= Directions for this task =
What is needed here is an exact copy of every entry.

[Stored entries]
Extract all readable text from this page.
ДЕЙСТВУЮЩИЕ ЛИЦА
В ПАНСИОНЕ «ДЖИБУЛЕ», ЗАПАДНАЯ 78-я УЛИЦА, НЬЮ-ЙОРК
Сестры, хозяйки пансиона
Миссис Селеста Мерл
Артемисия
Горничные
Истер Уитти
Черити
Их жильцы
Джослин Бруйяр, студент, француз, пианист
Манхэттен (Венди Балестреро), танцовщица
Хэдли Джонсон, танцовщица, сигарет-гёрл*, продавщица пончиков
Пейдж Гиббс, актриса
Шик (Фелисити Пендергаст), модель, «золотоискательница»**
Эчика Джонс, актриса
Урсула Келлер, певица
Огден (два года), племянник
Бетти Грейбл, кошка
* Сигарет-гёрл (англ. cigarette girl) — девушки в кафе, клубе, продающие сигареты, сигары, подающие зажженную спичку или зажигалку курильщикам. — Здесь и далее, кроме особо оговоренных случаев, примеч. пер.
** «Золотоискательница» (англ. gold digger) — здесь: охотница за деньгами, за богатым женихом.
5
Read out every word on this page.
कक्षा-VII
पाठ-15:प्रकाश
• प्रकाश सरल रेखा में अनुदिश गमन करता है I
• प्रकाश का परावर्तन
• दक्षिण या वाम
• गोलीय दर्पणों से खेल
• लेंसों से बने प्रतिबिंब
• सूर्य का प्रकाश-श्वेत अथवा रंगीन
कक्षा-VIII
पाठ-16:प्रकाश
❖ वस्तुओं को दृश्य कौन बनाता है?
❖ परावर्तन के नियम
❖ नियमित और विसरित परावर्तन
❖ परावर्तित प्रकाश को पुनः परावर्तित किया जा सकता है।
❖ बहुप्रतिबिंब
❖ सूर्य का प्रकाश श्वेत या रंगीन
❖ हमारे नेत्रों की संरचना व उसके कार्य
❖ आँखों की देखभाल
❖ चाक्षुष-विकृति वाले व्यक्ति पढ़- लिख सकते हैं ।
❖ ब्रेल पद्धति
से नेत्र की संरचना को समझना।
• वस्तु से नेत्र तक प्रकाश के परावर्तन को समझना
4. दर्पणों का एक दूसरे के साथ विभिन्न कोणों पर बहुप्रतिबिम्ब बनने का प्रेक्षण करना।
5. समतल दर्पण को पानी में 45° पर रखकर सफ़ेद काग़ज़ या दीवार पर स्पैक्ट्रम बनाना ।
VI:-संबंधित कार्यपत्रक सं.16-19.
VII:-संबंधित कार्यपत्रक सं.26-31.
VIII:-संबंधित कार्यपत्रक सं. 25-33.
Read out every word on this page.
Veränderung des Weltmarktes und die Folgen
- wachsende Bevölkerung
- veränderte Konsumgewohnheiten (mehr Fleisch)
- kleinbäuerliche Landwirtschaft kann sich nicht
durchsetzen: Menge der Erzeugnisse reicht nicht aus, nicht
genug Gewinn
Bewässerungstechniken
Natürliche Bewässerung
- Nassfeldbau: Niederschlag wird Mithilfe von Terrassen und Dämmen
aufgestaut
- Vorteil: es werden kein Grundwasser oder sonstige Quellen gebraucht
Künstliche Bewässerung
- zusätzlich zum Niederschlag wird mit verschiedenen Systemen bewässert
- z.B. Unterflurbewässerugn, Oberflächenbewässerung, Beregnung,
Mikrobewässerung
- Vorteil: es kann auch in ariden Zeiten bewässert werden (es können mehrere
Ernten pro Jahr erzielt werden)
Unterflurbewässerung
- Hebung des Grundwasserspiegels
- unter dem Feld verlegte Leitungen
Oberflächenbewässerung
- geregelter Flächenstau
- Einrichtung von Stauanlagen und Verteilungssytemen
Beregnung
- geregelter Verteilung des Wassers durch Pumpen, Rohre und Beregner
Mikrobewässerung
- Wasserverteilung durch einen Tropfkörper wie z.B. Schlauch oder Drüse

= Task answer =
Extract all readable text from this page.
ДЕЙСТВУЮЩИЕ ЛИЦА
В ПАНСИОНЕ «ДЖИБУЛЕ», ЗАПАДНАЯ 78-я УЛИЦА, НЬЮ-ЙОРК
Сестры, хозяйки пансиона
Миссис Селеста Мерл
Артемисия
Горничные
Истер Уитти
Черити
Их жильцы
Джослин Бруйяр, студент, француз, пианист
Манхэттен (Венди Балестреро), танцовщица
Хэдли Джонсон, танцовщица, сигарет-гёрл*, продавщица пончиков
Пейдж Гиббс, актриса
Шик (Фелисити Пендергаст), модель, «золотоискательница»**
Эчика Джонс, актриса
Урсула Келлер, певица
Огден (два года), племянник
Бетти Грейбл, кошка
* Сигарет-гёрл (англ. cigarette girl) — девушки в кафе, клубе, продающие сигареты, сигары, подающие зажженную спичку или зажигалку курильщикам. — Здесь и далее, кроме особо оговоренных случаев, примеч. пер.
** «Золотоискательница» (англ. gold digger) — здесь: охотница за деньгами, за богатым женихом.
5
Read out every word on this page.
कक्षा-VII
पाठ-15:प्रकाश
• प्रकाश सरल रेखा में अनुदिश गमन करता है I
• प्रकाश का परावर्तन
• दक्षिण या वाम
• गोलीय दर्पणों से खेल
• लेंसों से बने प्रतिबिंब
• सूर्य का प्रकाश-श्वेत अथवा रंगीन
कक्षा-VIII
पाठ-16:प्रकाश
❖ वस्तुओं को दृश्य कौन बनाता है?
❖ परावर्तन के नियम
❖ नियमित और विसरित परावर्तन
❖ परावर्तित प्रकाश को पुनः परावर्तित किया जा सकता है।
❖ बहुप्रतिबिंब
❖ सूर्य का प्रकाश श्वेत या रंगीन
❖ हमारे नेत्रों की संरचना व उसके कार्य
❖ आँखों की देखभाल
❖ चाक्षुष-विकृति वाले व्यक्ति पढ़- लिख सकते हैं ।
❖ ब्रेल पद्धति
से नेत्र की संरचना को समझना।
• वस्तु से नेत्र तक प्रकाश के परावर्तन को समझना
4. दर्पणों का एक दूसरे के साथ विभिन्न कोणों पर बहुप्रतिबिम्ब बनने का प्रेक्षण करना।
5. समतल दर्पण को पानी में 45° पर रखकर सफ़ेद काग़ज़ या दीवार पर स्पैक्ट्रम बनाना ।
VI:-संबंधित कार्यपत्रक सं.16-19.
VII:-संबंधित कार्यपत्रक सं.26-31.
VIII:-संबंधित कार्यपत्रक सं. 25-33.
Read out every word on this page.
Veränderung des Weltmarktes und die Folgen
- wachsende Bevölkerung
- veränderte Konsumgewohnheiten (mehr Fleisch)
- kleinbäuerliche Landwirtschaft kann sich nicht
durchsetzen: Menge der Erzeugnisse reicht nicht aus, nicht
genug Gewinn
Bewässerungstechniken
Natürliche Bewässerung
- Nassfeldbau: Niederschlag wird Mithilfe von Terrassen und Dämmen
aufgestaut
- Vorteil: es werden kein Grundwasser oder sonstige Quellen gebraucht
Künstliche Bewässerung
- zusätzlich zum Niederschlag wird mit verschiedenen Systemen bewässert
- z.B. Unterflurbewässerugn, Oberflächenbewässerung, Beregnung,
Mikrobewässerung
- Vorteil: es kann auch in ariden Zeiten bewässert werden (es können mehrere
Ernten pro Jahr erzielt werden)
Unterflurbewässerung
- Hebung des Grundwasserspiegels
- unter dem Feld verlegte Leitungen
Oberflächenbewässerung
- geregelter Flächenstau
- Einrichtung von Stauanlagen und Verteilungssytemen
Beregnung
- geregelter Verteilung des Wassers durch Pumpen, Rohre und Beregner
Mikrobewässerung
- Wasserverteilung durch einen Tropfkörper wie z.B. Schlauch oder Drüse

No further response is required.